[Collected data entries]
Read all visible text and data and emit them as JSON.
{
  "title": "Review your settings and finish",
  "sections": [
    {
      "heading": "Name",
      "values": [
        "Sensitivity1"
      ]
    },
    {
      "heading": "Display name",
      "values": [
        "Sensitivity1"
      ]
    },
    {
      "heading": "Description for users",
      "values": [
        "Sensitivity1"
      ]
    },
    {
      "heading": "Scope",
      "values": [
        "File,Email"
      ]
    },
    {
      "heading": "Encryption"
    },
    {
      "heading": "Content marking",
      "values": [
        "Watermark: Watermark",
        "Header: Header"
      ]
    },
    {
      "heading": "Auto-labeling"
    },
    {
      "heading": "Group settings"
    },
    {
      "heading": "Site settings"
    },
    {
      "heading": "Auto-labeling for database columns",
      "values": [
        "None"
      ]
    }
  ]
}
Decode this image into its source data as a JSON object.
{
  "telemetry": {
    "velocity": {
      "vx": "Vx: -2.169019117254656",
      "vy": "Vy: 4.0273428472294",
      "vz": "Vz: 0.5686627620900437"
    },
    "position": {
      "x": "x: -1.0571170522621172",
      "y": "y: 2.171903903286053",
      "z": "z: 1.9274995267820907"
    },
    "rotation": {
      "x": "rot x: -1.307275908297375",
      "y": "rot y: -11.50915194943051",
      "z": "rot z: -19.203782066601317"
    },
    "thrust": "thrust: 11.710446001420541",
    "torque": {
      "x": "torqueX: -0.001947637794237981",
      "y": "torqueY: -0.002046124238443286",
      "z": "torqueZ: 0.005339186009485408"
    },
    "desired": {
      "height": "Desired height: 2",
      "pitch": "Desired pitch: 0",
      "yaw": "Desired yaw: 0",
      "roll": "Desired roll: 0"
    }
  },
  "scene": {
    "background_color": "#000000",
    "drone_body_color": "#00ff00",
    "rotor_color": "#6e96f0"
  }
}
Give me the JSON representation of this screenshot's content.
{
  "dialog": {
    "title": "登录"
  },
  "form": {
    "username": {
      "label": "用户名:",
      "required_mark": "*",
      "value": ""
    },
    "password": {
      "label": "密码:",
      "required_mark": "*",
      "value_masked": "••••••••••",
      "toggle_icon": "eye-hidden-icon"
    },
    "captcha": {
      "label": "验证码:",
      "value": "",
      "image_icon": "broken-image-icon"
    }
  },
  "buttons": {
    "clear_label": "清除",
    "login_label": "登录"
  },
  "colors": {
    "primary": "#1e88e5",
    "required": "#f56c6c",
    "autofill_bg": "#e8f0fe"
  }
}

## Task instructions
Output each record exactly, leaving nothing out.

## Response to the task
Read all visible text and data and emit them as JSON.
{
  "title": "Review your settings and finish",
  "sections": [
    {
      "heading": "Name",
      "values": [
        "Sensitivity1"
      ]
    },
    {
      "heading": "Display name",
      "values": [
        "Sensitivity1"
      ]
    },
    {
      "heading": "Description for users",
      "values": [
        "Sensitivity1"
      ]
    },
    {
      "heading": "Scope",
      "values": [
        "File,Email"
      ]
    },
    {
      "heading": "Encryption"
    },
    {
      "heading": "Content marking",
      "values": [
        "Watermark: Watermark",
        "Header: Header"
      ]
    },
    {
      "heading": "Auto-labeling"
    },
    {
      "heading": "Group settings"
    },
    {
      "heading": "Site settings"
    },
    {
      "heading": "Auto-labeling for database columns",
      "values": [
        "None"
      ]
    }
  ]
}
Decode this image into its source data as a JSON object.
{
  "telemetry": {
    "velocity": {
      "vx": "Vx: -2.169019117254656",
      "vy": "Vy: 4.0273428472294",
      "vz": "Vz: 0.5686627620900437"
    },
    "position": {
      "x": "x: -1.0571170522621172",
      "y": "y: 2.171903903286053",
      "z": "z: 1.9274995267820907"
    },
    "rotation": {
      "x": "rot x: -1.307275908297375",
      "y": "rot y: -11.50915194943051",
      "z": "rot z: -19.203782066601317"
    },
    "thrust": "thrust: 11.710446001420541",
    "torque": {
      "x": "torqueX: -0.001947637794237981",
      "y": "torqueY: -0.002046124238443286",
      "z": "torqueZ: 0.005339186009485408"
    },
    "desired": {
      "height": "Desired height: 2",
      "pitch": "Desired pitch: 0",
      "yaw": "Desired yaw: 0",
      "roll": "Desired roll: 0"
    }
  },
  "scene": {
    "background_color": "#000000",
    "drone_body_color": "#00ff00",
    "rotor_color": "#6e96f0"
  }
}
Give me the JSON representation of this screenshot's content.
{
  "dialog": {
    "title": "登录"
  },
  "form": {
    "username": {
      "label": "用户名:",
      "required_mark": "*",
      "value": ""
    },
    "password": {
      "label": "密码:",
      "required_mark": "*",
      "value_masked": "••••••••••",
      "toggle_icon": "eye-hidden-icon"
    },
    "captcha": {
      "label": "验证码:",
      "value": "",
      "image_icon": "broken-image-icon"
    }
  },
  "buttons": {
    "clear_label": "清除",
    "login_label": "登录"
  },
  "colors": {
    "primary": "#1e88e5",
    "required": "#f56c6c",
    "autofill_bg": "#e8f0fe"
  }
}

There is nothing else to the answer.